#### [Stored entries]
********************
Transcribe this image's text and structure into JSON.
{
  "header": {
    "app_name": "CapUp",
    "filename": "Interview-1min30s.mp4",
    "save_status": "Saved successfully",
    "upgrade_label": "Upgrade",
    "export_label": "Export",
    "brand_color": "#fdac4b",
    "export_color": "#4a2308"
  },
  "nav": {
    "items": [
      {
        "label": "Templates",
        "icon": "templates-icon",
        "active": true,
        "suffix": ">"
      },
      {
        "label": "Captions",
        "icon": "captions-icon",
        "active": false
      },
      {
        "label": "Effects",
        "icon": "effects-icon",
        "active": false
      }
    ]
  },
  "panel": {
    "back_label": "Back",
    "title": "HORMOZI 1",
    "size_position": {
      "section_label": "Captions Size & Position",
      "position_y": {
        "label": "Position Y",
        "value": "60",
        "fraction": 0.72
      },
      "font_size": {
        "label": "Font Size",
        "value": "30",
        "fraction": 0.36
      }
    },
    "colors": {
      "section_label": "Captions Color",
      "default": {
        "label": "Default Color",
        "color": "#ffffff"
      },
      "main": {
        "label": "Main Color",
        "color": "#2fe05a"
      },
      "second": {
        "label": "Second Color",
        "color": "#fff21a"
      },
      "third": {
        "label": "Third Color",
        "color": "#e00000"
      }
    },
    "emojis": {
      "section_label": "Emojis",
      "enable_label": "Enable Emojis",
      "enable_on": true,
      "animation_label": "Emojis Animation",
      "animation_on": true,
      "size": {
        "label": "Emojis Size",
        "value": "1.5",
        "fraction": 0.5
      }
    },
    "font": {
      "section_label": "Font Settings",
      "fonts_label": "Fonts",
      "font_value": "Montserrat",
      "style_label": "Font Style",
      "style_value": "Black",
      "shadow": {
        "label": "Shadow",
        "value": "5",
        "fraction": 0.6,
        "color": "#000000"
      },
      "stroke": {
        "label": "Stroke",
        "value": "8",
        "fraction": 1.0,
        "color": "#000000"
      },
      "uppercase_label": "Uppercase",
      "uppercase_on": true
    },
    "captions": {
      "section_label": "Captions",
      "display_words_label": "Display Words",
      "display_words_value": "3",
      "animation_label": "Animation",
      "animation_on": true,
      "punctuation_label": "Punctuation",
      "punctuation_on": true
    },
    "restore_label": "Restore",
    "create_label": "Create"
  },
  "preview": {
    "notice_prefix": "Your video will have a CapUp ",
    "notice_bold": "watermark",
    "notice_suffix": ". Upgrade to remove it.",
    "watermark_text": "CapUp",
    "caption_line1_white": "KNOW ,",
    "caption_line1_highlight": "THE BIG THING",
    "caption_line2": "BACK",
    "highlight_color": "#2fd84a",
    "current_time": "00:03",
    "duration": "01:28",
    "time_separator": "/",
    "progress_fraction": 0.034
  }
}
********************
#### [WHAT YOU SHOULD DO]
Type out the whole listing above again, exactly as it stands.

#### [EXERCISE RESULT]
Transcribe this image's text and structure into JSON.
{
  "header": {
    "app_name": "CapUp",
    "filename": "Interview-1min30s.mp4",
    "save_status": "Saved successfully",
    "upgrade_label": "Upgrade",
    "export_label": "Export",
    "brand_color": "#fdac4b",
    "export_color": "#4a2308"
  },
  "nav": {
    "items": [
      {
        "label": "Templates",
        "icon": "templates-icon",
        "active": true,
        "suffix": ">"
      },
      {
        "label": "Captions",
        "icon": "captions-icon",
        "active": false
      },
      {
        "label": "Effects",
        "icon": "effects-icon",
        "active": false
      }
    ]
  },
  "panel": {
    "back_label": "Back",
    "title": "HORMOZI 1",
    "size_position": {
      "section_label": "Captions Size & Position",
      "position_y": {
        "label": "Position Y",
        "value": "60",
        "fraction": 0.72
      },
      "font_size": {
        "label": "Font Size",
        "value": "30",
        "fraction": 0.36
      }
    },
    "colors": {
      "section_label": "Captions Color",
      "default": {
        "label": "Default Color",
        "color": "#ffffff"
      },
      "main": {
        "label": "Main Color",
        "color": "#2fe05a"
      },
      "second": {
        "label": "Second Color",
        "color": "#fff21a"
      },
      "third": {
        "label": "Third Color",
        "color": "#e00000"
      }
    },
    "emojis": {
      "section_label": "Emojis",
      "enable_label": "Enable Emojis",
      "enable_on": true,
      "animation_label": "Emojis Animation",
      "animation_on": true,
      "size": {
        "label": "Emojis Size",
        "value": "1.5",
        "fraction": 0.5
      }
    },
    "font": {
      "section_label": "Font Settings",
      "fonts_label": "Fonts",
      "font_value": "Montserrat",
      "style_label": "Font Style",
      "style_value": "Black",
      "shadow": {
        "label": "Shadow",
        "value": "5",
        "fraction": 0.6,
        "color": "#000000"
      },
      "stroke": {
        "label": "Stroke",
        "value": "8",
        "fraction": 1.0,
        "color": "#000000"
      },
      "uppercase_label": "Uppercase",
      "uppercase_on": true
    },
    "captions": {
      "section_label": "Captions",
      "display_words_label": "Display Words",
      "display_words_value": "3",
      "animation_label": "Animation",
      "animation_on": true,
      "punctuation_label": "Punctuation",
      "punctuation_on": true
    },
    "restore_label": "Restore",
    "create_label": "Create"
  },
  "preview": {
    "notice_prefix": "Your video will have a CapUp ",
    "notice_bold": "watermark",
    "notice_suffix": ". Upgrade to remove it.",
    "watermark_text": "CapUp",
    "caption_line1_white": "KNOW ,",
    "caption_line1_highlight": "THE BIG THING",
    "caption_line2": "BACK",
    "highlight_color": "#2fd84a",
    "current_time": "00:03",
    "duration": "01:28",
    "time_separator": "/",
    "progress_fraction": 0.034
  }
}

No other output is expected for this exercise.